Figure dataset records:

** START **

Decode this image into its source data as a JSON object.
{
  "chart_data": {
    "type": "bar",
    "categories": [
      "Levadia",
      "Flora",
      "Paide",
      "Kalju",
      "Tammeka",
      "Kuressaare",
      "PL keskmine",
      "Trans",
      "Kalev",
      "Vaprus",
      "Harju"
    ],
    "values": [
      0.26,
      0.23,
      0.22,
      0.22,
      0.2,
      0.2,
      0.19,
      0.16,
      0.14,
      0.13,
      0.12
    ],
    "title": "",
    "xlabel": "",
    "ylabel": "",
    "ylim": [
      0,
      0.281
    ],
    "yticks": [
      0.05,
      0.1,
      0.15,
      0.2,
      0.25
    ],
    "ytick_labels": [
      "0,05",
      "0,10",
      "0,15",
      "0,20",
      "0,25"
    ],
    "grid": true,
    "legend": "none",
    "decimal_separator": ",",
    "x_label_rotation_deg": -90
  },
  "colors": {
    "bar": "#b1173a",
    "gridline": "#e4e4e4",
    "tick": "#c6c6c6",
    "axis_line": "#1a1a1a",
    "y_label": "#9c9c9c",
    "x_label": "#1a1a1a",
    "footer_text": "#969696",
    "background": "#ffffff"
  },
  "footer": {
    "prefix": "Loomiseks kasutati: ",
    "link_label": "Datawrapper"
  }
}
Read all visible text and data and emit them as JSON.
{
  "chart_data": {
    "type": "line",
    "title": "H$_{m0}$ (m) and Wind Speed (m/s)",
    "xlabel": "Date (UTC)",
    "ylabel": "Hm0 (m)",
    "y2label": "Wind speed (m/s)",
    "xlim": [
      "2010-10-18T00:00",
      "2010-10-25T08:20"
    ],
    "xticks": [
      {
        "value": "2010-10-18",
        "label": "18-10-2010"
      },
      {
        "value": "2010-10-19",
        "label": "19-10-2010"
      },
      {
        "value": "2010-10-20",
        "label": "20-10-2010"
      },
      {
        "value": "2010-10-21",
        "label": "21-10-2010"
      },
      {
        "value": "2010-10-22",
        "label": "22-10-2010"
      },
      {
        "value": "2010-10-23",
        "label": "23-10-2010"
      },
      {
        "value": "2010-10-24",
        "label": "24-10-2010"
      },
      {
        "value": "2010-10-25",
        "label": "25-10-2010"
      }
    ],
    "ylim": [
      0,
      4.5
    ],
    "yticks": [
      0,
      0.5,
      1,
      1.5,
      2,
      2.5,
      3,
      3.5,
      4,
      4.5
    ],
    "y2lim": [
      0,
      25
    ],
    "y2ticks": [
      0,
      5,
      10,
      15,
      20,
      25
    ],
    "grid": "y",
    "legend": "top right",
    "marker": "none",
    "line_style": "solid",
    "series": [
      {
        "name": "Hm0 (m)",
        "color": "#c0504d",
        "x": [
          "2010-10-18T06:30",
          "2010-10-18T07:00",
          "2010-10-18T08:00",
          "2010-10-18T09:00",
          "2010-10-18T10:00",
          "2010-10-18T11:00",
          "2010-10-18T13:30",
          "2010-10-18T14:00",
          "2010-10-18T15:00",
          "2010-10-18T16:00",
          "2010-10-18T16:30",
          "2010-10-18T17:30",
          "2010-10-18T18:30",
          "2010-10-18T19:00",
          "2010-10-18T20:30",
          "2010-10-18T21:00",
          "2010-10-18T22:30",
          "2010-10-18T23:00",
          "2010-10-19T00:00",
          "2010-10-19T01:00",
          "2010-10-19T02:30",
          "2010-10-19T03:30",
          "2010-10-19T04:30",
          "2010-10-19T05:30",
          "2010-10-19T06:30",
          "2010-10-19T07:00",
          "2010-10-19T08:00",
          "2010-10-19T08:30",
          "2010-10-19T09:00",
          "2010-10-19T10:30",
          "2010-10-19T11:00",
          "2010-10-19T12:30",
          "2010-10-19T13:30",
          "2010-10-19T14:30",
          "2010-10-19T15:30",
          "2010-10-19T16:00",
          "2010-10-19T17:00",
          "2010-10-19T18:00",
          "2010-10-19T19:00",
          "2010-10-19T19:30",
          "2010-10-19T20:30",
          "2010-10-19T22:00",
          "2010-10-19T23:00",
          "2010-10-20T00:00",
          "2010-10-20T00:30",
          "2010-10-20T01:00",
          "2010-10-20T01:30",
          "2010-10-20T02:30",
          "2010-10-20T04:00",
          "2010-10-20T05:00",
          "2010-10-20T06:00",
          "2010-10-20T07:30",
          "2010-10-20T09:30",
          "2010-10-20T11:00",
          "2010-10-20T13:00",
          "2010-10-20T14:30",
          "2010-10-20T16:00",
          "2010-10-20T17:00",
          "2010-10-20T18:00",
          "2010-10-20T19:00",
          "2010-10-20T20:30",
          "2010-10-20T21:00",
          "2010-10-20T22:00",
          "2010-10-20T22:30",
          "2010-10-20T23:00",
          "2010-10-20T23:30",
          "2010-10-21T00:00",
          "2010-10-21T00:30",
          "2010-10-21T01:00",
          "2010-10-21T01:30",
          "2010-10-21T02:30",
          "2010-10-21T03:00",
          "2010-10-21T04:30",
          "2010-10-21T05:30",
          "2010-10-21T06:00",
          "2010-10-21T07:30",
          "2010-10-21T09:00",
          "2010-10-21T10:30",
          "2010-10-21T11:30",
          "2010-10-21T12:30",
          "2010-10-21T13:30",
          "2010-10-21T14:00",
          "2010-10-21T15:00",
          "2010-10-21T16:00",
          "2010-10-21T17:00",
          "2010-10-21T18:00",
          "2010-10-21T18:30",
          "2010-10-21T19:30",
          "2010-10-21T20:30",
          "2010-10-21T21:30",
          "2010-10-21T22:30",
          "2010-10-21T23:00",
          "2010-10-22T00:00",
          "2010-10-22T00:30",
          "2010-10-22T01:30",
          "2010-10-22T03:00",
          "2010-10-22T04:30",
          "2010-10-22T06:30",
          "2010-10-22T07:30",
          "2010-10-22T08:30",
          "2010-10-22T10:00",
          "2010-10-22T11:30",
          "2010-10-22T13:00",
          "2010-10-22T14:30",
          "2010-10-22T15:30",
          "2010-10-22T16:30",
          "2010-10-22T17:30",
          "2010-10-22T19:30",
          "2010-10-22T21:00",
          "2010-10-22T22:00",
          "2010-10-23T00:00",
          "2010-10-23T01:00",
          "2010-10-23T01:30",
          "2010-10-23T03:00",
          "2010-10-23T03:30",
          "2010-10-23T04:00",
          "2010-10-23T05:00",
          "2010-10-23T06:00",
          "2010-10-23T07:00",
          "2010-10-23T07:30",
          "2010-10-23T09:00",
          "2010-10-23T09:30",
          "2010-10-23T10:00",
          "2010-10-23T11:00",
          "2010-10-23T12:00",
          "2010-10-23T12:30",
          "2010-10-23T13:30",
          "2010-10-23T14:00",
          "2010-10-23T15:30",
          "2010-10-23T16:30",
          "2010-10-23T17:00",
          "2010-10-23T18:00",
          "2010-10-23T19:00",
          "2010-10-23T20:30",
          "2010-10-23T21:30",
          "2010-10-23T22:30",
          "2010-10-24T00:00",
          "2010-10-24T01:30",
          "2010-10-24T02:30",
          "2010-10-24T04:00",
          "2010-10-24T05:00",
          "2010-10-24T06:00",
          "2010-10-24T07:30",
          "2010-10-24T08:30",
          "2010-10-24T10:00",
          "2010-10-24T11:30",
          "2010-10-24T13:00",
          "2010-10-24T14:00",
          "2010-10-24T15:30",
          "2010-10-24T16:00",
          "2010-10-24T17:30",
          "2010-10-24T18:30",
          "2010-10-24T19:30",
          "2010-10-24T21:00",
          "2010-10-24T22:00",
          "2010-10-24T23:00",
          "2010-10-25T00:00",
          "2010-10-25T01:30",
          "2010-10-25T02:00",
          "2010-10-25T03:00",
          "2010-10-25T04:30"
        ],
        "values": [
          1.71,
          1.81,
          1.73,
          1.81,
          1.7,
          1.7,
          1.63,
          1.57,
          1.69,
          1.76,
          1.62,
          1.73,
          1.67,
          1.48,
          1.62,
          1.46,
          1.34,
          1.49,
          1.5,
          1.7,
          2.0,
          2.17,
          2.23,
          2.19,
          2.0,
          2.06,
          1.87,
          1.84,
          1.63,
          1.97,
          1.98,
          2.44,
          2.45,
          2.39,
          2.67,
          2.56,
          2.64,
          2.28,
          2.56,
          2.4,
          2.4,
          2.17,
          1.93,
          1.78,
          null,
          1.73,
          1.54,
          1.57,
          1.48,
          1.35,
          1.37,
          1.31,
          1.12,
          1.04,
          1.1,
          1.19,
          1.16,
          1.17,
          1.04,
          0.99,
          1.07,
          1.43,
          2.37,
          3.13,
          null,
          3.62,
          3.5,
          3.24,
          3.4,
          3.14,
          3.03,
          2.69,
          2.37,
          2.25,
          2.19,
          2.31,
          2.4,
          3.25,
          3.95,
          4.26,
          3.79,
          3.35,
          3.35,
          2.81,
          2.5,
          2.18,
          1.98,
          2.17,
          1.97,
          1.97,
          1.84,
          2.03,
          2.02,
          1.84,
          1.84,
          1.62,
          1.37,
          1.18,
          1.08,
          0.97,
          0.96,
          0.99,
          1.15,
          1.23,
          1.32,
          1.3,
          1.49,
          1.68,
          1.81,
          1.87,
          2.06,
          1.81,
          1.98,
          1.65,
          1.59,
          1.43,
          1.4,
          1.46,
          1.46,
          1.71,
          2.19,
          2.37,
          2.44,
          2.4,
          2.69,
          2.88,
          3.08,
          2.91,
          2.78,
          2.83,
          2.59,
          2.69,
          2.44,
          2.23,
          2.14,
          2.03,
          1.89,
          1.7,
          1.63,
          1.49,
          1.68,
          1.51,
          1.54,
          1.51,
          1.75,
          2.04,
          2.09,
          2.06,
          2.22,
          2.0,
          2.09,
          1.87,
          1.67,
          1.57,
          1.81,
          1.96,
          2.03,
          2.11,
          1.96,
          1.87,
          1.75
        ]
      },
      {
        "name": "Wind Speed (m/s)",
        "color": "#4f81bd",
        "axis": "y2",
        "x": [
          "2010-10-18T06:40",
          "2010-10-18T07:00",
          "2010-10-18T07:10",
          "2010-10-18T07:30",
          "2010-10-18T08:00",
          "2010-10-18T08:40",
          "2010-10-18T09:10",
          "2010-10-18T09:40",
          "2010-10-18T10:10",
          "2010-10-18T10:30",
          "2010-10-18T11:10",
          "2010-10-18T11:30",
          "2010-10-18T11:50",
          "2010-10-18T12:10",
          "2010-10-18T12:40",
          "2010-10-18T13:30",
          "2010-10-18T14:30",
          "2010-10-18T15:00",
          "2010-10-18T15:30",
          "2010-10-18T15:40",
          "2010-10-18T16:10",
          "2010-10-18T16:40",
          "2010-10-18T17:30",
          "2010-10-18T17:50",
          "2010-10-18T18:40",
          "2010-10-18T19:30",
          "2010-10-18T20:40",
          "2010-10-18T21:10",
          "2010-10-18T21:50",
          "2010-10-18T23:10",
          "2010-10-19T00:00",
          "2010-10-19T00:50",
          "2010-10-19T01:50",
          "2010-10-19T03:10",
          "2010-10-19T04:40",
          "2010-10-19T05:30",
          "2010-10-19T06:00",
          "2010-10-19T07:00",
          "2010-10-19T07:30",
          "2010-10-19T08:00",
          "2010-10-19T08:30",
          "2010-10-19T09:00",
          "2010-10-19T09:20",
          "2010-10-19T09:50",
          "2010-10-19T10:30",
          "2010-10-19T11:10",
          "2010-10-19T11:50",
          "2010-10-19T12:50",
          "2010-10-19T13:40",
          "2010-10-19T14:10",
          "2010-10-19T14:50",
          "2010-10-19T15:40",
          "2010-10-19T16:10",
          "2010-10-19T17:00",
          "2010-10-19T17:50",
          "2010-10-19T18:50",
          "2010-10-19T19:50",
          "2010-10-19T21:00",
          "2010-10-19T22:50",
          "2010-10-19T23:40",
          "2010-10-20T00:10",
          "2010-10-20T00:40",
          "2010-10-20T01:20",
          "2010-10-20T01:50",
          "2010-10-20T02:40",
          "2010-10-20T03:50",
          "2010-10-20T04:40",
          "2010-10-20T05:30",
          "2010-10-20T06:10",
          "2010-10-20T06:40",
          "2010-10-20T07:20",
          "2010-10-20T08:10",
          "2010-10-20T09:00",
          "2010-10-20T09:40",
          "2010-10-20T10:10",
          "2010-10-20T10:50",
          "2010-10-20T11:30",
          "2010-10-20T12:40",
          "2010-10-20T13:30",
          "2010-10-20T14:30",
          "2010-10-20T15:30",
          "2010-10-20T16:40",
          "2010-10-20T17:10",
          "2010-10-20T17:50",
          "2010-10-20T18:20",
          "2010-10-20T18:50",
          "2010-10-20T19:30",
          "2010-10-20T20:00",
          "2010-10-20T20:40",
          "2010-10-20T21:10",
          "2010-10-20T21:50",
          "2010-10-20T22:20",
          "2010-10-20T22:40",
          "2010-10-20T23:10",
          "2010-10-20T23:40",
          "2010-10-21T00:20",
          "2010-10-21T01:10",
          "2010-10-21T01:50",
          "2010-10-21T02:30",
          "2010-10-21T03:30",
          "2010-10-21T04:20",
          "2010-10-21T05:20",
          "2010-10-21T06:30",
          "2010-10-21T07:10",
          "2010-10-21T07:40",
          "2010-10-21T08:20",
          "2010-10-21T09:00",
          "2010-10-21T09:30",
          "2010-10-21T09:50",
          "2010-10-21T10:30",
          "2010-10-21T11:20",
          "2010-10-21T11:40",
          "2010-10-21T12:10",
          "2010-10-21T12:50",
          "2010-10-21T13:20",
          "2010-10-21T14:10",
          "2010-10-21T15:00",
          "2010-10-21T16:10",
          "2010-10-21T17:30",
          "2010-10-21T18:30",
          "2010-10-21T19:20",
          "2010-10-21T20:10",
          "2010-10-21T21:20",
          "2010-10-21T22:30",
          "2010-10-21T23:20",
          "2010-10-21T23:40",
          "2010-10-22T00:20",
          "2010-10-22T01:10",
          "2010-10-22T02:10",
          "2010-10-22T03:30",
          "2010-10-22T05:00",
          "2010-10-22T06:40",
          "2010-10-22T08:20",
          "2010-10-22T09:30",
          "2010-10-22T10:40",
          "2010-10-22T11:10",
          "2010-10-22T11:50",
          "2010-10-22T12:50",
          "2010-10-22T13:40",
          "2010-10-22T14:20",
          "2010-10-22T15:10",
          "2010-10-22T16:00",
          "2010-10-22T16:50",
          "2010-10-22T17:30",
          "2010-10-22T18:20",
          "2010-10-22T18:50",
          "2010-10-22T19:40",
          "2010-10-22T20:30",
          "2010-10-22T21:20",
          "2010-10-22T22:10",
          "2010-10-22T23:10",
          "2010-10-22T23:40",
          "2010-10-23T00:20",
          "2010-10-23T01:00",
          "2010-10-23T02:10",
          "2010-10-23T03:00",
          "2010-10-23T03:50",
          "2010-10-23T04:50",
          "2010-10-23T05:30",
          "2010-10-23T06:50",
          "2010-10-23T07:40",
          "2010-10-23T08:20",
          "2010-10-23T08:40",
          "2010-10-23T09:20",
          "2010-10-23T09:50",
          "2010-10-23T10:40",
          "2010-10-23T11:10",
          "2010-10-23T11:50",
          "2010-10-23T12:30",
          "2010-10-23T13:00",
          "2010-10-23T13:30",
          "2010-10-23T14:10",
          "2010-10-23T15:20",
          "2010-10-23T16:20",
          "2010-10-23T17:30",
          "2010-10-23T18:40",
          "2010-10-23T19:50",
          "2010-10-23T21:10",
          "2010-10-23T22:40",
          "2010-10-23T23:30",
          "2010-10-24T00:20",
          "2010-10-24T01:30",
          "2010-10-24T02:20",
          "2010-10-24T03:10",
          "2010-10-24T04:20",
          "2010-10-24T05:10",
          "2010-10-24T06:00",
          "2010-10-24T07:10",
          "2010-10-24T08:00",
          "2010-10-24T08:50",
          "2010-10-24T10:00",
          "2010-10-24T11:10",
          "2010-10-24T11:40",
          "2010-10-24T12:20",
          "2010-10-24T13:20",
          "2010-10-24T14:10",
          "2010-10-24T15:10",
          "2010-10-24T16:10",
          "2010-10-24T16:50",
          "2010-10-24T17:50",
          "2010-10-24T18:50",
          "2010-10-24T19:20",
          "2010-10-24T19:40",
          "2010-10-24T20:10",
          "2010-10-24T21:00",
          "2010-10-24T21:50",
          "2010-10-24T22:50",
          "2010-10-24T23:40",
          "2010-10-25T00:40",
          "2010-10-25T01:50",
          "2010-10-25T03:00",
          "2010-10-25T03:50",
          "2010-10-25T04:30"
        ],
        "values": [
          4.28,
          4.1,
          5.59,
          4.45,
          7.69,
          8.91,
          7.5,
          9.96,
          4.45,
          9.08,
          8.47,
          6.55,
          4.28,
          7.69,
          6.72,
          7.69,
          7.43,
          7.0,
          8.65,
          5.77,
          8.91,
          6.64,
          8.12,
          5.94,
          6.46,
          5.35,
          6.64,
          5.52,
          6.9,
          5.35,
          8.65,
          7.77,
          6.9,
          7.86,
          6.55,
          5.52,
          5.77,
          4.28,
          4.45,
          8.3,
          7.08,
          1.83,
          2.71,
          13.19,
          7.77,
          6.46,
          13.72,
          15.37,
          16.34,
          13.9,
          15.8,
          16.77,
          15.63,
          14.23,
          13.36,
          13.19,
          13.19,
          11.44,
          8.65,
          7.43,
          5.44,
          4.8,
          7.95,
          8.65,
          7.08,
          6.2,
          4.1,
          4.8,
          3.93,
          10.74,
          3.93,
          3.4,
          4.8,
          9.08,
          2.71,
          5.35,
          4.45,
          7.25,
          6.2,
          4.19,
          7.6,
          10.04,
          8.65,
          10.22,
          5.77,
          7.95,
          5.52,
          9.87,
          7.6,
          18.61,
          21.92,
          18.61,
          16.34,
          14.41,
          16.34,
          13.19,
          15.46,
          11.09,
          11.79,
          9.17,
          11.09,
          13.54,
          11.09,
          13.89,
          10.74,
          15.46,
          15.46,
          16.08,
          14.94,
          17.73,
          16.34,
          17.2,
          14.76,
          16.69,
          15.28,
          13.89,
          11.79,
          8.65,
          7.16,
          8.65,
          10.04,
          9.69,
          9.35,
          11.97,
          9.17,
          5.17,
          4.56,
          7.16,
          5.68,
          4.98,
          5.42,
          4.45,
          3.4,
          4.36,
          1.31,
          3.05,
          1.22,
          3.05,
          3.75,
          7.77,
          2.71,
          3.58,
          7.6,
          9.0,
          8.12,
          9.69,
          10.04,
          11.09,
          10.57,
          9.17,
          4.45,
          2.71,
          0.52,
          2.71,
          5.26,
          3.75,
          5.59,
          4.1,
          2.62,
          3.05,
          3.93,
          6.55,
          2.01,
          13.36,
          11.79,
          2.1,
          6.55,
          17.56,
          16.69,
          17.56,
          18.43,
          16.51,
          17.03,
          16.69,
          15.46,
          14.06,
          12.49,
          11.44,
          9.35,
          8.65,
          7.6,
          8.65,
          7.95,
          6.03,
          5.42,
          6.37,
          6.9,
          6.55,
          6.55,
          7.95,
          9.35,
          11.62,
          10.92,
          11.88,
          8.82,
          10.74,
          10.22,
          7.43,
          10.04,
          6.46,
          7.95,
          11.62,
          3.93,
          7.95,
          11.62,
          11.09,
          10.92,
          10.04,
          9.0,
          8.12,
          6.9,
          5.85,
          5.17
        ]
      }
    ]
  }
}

** END **

Where a line above holds the string "Wind", show that line.

**Written response**
    "title": "H$_{m0}$ (m) and Wind Speed (m/s)",
    "y2label": "Wind speed (m/s)",
        "name": "Wind Speed (m/s)",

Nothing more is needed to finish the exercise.